(Extracts from a graphics dataset)

┌────────

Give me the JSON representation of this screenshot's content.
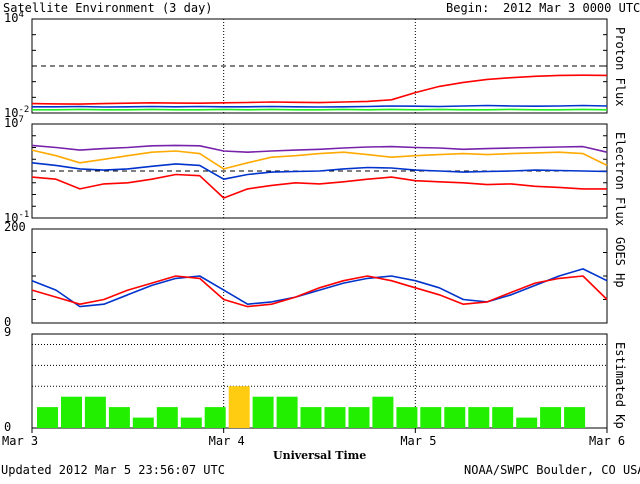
{
  "header": {
    "title": "Satellite Environment (3 day)",
    "begin_label": "Begin:",
    "begin_value": "2012 Mar 3 0000 UTC"
  },
  "footer": {
    "updated": "Updated 2012 Mar  5 23:56:07 UTC",
    "credit": "NOAA/SWPC Boulder, CO USA"
  },
  "colors": {
    "red": "#ff0000",
    "blue": "#0033cc",
    "green": "#22ee22",
    "orange": "#ffaa00",
    "purple": "#7722aa",
    "kp_bar": "#22ee00",
    "kp_bar_highlight": "#ffcc11"
  },
  "chart_data": [
    {
      "id": "proton",
      "type": "line",
      "ylabel": "Proton Flux",
      "yscale": "log",
      "ylim": [
        0.01,
        10000
      ],
      "ytick_labels": [
        {
          "value": 10000,
          "base": "10",
          "exp": "4"
        },
        {
          "value": 0.01,
          "base": "10",
          "exp": "-2"
        }
      ],
      "threshold": 10,
      "x": [
        0,
        3,
        6,
        9,
        12,
        15,
        18,
        21,
        24,
        27,
        30,
        33,
        36,
        39,
        42,
        45,
        48,
        51,
        54,
        57,
        60,
        63,
        66,
        69,
        72
      ],
      "series": [
        {
          "color": "red",
          "values": [
            0.04,
            0.038,
            0.037,
            0.04,
            0.042,
            0.045,
            0.043,
            0.042,
            0.045,
            0.047,
            0.05,
            0.048,
            0.046,
            0.05,
            0.055,
            0.07,
            0.2,
            0.5,
            0.9,
            1.4,
            1.8,
            2.2,
            2.5,
            2.6,
            2.5
          ]
        },
        {
          "color": "blue",
          "values": [
            0.025,
            0.025,
            0.026,
            0.024,
            0.025,
            0.026,
            0.025,
            0.026,
            0.025,
            0.025,
            0.026,
            0.025,
            0.024,
            0.025,
            0.026,
            0.028,
            0.027,
            0.026,
            0.028,
            0.03,
            0.028,
            0.027,
            0.028,
            0.03,
            0.028
          ]
        },
        {
          "color": "green",
          "values": [
            0.016,
            0.016,
            0.017,
            0.016,
            0.016,
            0.017,
            0.016,
            0.016,
            0.017,
            0.016,
            0.017,
            0.016,
            0.016,
            0.017,
            0.016,
            0.017,
            0.016,
            0.017,
            0.016,
            0.016,
            0.017,
            0.016,
            0.016,
            0.017,
            0.016
          ]
        }
      ]
    },
    {
      "id": "electron",
      "type": "line",
      "ylabel": "Electron Flux",
      "yscale": "log",
      "ylim": [
        0.1,
        10000000
      ],
      "ytick_labels": [
        {
          "value": 10000000,
          "base": "10",
          "exp": "7"
        },
        {
          "value": 0.1,
          "base": "10",
          "exp": "-1"
        }
      ],
      "threshold": 1000,
      "x": [
        0,
        3,
        6,
        9,
        12,
        15,
        18,
        21,
        24,
        27,
        30,
        33,
        36,
        39,
        42,
        45,
        48,
        51,
        54,
        57,
        60,
        63,
        66,
        69,
        72
      ],
      "series": [
        {
          "color": "purple",
          "values": [
            150000,
            100000,
            60000,
            80000,
            100000,
            140000,
            150000,
            140000,
            50000,
            40000,
            50000,
            60000,
            70000,
            90000,
            110000,
            120000,
            100000,
            90000,
            70000,
            80000,
            90000,
            100000,
            110000,
            120000,
            40000
          ]
        },
        {
          "color": "orange",
          "values": [
            60000,
            20000,
            5000,
            10000,
            20000,
            40000,
            50000,
            30000,
            1500,
            5000,
            15000,
            20000,
            30000,
            40000,
            25000,
            15000,
            20000,
            25000,
            30000,
            25000,
            30000,
            35000,
            40000,
            30000,
            3000
          ]
        },
        {
          "color": "blue",
          "values": [
            5000,
            3000,
            1500,
            1200,
            1500,
            2500,
            4000,
            3000,
            200,
            500,
            800,
            900,
            1000,
            1500,
            2000,
            1800,
            1200,
            1000,
            800,
            900,
            1000,
            1200,
            1100,
            1000,
            900
          ]
        },
        {
          "color": "red",
          "values": [
            300,
            200,
            30,
            80,
            100,
            200,
            500,
            400,
            5,
            30,
            60,
            100,
            80,
            120,
            200,
            300,
            150,
            120,
            100,
            70,
            80,
            50,
            40,
            30,
            30
          ]
        }
      ]
    },
    {
      "id": "goes_hp",
      "type": "line",
      "ylabel": "GOES Hp",
      "yscale": "linear",
      "ylim": [
        0,
        200
      ],
      "ytick_labels": [
        {
          "value": 200,
          "base": "200",
          "exp": ""
        },
        {
          "value": 0,
          "base": "0",
          "exp": ""
        }
      ],
      "x": [
        0,
        3,
        6,
        9,
        12,
        15,
        18,
        21,
        24,
        27,
        30,
        33,
        36,
        39,
        42,
        45,
        48,
        51,
        54,
        57,
        60,
        63,
        66,
        69,
        72
      ],
      "series": [
        {
          "color": "blue",
          "values": [
            90,
            70,
            35,
            40,
            60,
            80,
            95,
            100,
            70,
            40,
            45,
            55,
            70,
            85,
            95,
            100,
            90,
            75,
            50,
            45,
            60,
            80,
            100,
            115,
            90
          ]
        },
        {
          "color": "red",
          "values": [
            70,
            55,
            40,
            50,
            70,
            85,
            100,
            95,
            50,
            35,
            40,
            55,
            75,
            90,
            100,
            90,
            75,
            60,
            40,
            45,
            65,
            85,
            95,
            100,
            50
          ]
        }
      ]
    },
    {
      "id": "kp",
      "type": "bar",
      "ylabel": "Estimated Kp",
      "yscale": "linear",
      "ylim": [
        0,
        9
      ],
      "ytick_labels": [
        {
          "value": 9,
          "base": "9",
          "exp": ""
        },
        {
          "value": 0,
          "base": "0",
          "exp": ""
        }
      ],
      "values": [
        2,
        3,
        3,
        2,
        1,
        2,
        1,
        2,
        4,
        3,
        3,
        2,
        2,
        2,
        3,
        2,
        2,
        2,
        2,
        2,
        1,
        2,
        2
      ],
      "highlight_index": 8,
      "dotted_levels": [
        4,
        6,
        8
      ]
    }
  ],
  "x_axis": {
    "label": "Universal Time",
    "ticks": [
      {
        "hour": 0,
        "label": "Mar 3"
      },
      {
        "hour": 24,
        "label": "Mar 4"
      },
      {
        "hour": 48,
        "label": "Mar 5"
      },
      {
        "hour": 72,
        "label": "Mar 6"
      }
    ]
  }
}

└────────

Exercise → Copy the records word for word, leaving no picture in the copy.

Final result →
Give me the JSON representation of this screenshot's content.
{
  "header": {
    "title": "Satellite Environment (3 day)",
    "begin_label": "Begin:",
    "begin_value": "2012 Mar 3 0000 UTC"
  },
  "footer": {
    "updated": "Updated 2012 Mar  5 23:56:07 UTC",
    "credit": "NOAA/SWPC Boulder, CO USA"
  },
  "colors": {
    "red": "#ff0000",
    "blue": "#0033cc",
    "green": "#22ee22",
    "orange": "#ffaa00",
    "purple": "#7722aa",
    "kp_bar": "#22ee00",
    "kp_bar_highlight": "#ffcc11"
  },
  "chart_data": [
    {
      "id": "proton",
      "type": "line",
      "ylabel": "Proton Flux",
      "yscale": "log",
      "ylim": [
        0.01,
        10000
      ],
      "ytick_labels": [
        {
          "value": 10000,
          "base": "10",
          "exp": "4"
        },
        {
          "value": 0.01,
          "base": "10",
          "exp": "-2"
        }
      ],
      "threshold": 10,
      "x": [
        0,
        3,
        6,
        9,
        12,
        15,
        18,
        21,
        24,
        27,
        30,
        33,
        36,
        39,
        42,
        45,
        48,
        51,
        54,
        57,
        60,
        63,
        66,
        69,
        72
      ],
      "series": [
        {
          "color": "red",
          "values": [
            0.04,
            0.038,
            0.037,
            0.04,
            0.042,
            0.045,
            0.043,
            0.042,
            0.045,
            0.047,
            0.05,
            0.048,
            0.046,
            0.05,
            0.055,
            0.07,
            0.2,
            0.5,
            0.9,
            1.4,
            1.8,
            2.2,
            2.5,
            2.6,
            2.5
          ]
        },
        {
          "color": "blue",
          "values": [
            0.025,
            0.025,
            0.026,
            0.024,
            0.025,
            0.026,
            0.025,
            0.026,
            0.025,
            0.025,
            0.026,
            0.025,
            0.024,
            0.025,
            0.026,
            0.028,
            0.027,
            0.026,
            0.028,
            0.03,
            0.028,
            0.027,
            0.028,
            0.03,
            0.028
          ]
        },
        {
          "color": "green",
          "values": [
            0.016,
            0.016,
            0.017,
            0.016,
            0.016,
            0.017,
            0.016,
            0.016,
            0.017,
            0.016,
            0.017,
            0.016,
            0.016,
            0.017,
            0.016,
            0.017,
            0.016,
            0.017,
            0.016,
            0.016,
            0.017,
            0.016,
            0.016,
            0.017,
            0.016
          ]
        }
      ]
    },
    {
      "id": "electron",
      "type": "line",
      "ylabel": "Electron Flux",
      "yscale": "log",
      "ylim": [
        0.1,
        10000000
      ],
      "ytick_labels": [
        {
          "value": 10000000,
          "base": "10",
          "exp": "7"
        },
        {
          "value": 0.1,
          "base": "10",
          "exp": "-1"
        }
      ],
      "threshold": 1000,
      "x": [
        0,
        3,
        6,
        9,
        12,
        15,
        18,
        21,
        24,
        27,
        30,
        33,
        36,
        39,
        42,
        45,
        48,
        51,
        54,
        57,
        60,
        63,
        66,
        69,
        72
      ],
      "series": [
        {
          "color": "purple",
          "values": [
            150000,
            100000,
            60000,
            80000,
            100000,
            140000,
            150000,
            140000,
            50000,
            40000,
            50000,
            60000,
            70000,
            90000,
            110000,
            120000,
            100000,
            90000,
            70000,
            80000,
            90000,
            100000,
            110000,
            120000,
            40000
          ]
        },
        {
          "color": "orange",
          "values": [
            60000,
            20000,
            5000,
            10000,
            20000,
            40000,
            50000,
            30000,
            1500,
            5000,
            15000,
            20000,
            30000,
            40000,
            25000,
            15000,
            20000,
            25000,
            30000,
            25000,
            30000,
            35000,
            40000,
            30000,
            3000
          ]
        },
        {
          "color": "blue",
          "values": [
            5000,
            3000,
            1500,
            1200,
            1500,
            2500,
            4000,
            3000,
            200,
            500,
            800,
            900,
            1000,
            1500,
            2000,
            1800,
            1200,
            1000,
            800,
            900,
            1000,
            1200,
            1100,
            1000,
            900
          ]
        },
        {
          "color": "red",
          "values": [
            300,
            200,
            30,
            80,
            100,
            200,
            500,
            400,
            5,
            30,
            60,
            100,
            80,
            120,
            200,
            300,
            150,
            120,
            100,
            70,
            80,
            50,
            40,
            30,
            30
          ]
        }
      ]
    },
    {
      "id": "goes_hp",
      "type": "line",
      "ylabel": "GOES Hp",
      "yscale": "linear",
      "ylim": [
        0,
        200
      ],
      "ytick_labels": [
        {
          "value": 200,
          "base": "200",
          "exp": ""
        },
        {
          "value": 0,
          "base": "0",
          "exp": ""
        }
      ],
      "x": [
        0,
        3,
        6,
        9,
        12,
        15,
        18,
        21,
        24,
        27,
        30,
        33,
        36,
        39,
        42,
        45,
        48,
        51,
        54,
        57,
        60,
        63,
        66,
        69,
        72
      ],
      "series": [
        {
          "color": "blue",
          "values": [
            90,
            70,
            35,
            40,
            60,
            80,
            95,
            100,
            70,
            40,
            45,
            55,
            70,
            85,
            95,
            100,
            90,
            75,
            50,
            45,
            60,
            80,
            100,
            115,
            90
          ]
        },
        {
          "color": "red",
          "values": [
            70,
            55,
            40,
            50,
            70,
            85,
            100,
            95,
            50,
            35,
            40,
            55,
            75,
            90,
            100,
            90,
            75,
            60,
            40,
            45,
            65,
            85,
            95,
            100,
            50
          ]
        }
      ]
    },
    {
      "id": "kp",
      "type": "bar",
      "ylabel": "Estimated Kp",
      "yscale": "linear",
      "ylim": [
        0,
        9
      ],
      "ytick_labels": [
        {
          "value": 9,
          "base": "9",
          "exp": ""
        },
        {
          "value": 0,
          "base": "0",
          "exp": ""
        }
      ],
      "values": [
        2,
        3,
        3,
        2,
        1,
        2,
        1,
        2,
        4,
        3,
        3,
        2,
        2,
        2,
        3,
        2,
        2,
        2,
        2,
        2,
        1,
        2,
        2
      ],
      "highlight_index": 8,
      "dotted_levels": [
        4,
        6,
        8
      ]
    }
  ],
  "x_axis": {
    "label": "Universal Time",
    "ticks": [
      {
        "hour": 0,
        "label": "Mar 3"
      },
      {
        "hour": 24,
        "label": "Mar 4"
      },
      {
        "hour": 48,
        "label": "Mar 5"
      },
      {
        "hour": 72,
        "label": "Mar 6"
      }
    ]
  }
}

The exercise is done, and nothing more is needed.